> Required task
Can you reproduce the data beneath, keeping every line exact?

>> Start Entries

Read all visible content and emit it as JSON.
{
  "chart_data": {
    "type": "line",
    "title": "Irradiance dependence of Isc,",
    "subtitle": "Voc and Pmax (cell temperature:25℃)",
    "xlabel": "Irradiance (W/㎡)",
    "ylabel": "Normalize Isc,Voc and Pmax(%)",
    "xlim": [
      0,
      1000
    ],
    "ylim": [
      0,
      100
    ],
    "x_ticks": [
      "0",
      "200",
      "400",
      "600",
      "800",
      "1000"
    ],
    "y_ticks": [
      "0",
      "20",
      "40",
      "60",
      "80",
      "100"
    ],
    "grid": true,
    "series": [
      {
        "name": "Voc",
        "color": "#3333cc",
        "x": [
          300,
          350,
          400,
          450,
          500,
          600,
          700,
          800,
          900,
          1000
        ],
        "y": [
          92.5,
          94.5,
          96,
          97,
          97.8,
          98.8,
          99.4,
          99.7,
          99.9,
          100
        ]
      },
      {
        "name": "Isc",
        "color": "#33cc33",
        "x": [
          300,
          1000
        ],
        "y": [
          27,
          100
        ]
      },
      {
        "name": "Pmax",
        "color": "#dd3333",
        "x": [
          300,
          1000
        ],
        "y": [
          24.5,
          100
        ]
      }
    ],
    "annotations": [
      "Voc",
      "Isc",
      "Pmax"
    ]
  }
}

>> End Entries

> Final result
Read all visible content and emit it as JSON.
{
  "chart_data": {
    "type": "line",
    "title": "Irradiance dependence of Isc,",
    "subtitle": "Voc and Pmax (cell temperature:25℃)",
    "xlabel": "Irradiance (W/㎡)",
    "ylabel": "Normalize Isc,Voc and Pmax(%)",
    "xlim": [
      0,
      1000
    ],
    "ylim": [
      0,
      100
    ],
    "x_ticks": [
      "0",
      "200",
      "400",
      "600",
      "800",
      "1000"
    ],
    "y_ticks": [
      "0",
      "20",
      "40",
      "60",
      "80",
      "100"
    ],
    "grid": true,
    "series": [
      {
        "name": "Voc",
        "color": "#3333cc",
        "x": [
          300,
          350,
          400,
          450,
          500,
          600,
          700,
          800,
          900,
          1000
        ],
        "y": [
          92.5,
          94.5,
          96,
          97,
          97.8,
          98.8,
          99.4,
          99.7,
          99.9,
          100
        ]
      },
      {
        "name": "Isc",
        "color": "#33cc33",
        "x": [
          300,
          1000
        ],
        "y": [
          27,
          100
        ]
      },
      {
        "name": "Pmax",
        "color": "#dd3333",
        "x": [
          300,
          1000
        ],
        "y": [
          24.5,
          100
        ]
      }
    ],
    "annotations": [
      "Voc",
      "Isc",
      "Pmax"
    ]
  }
}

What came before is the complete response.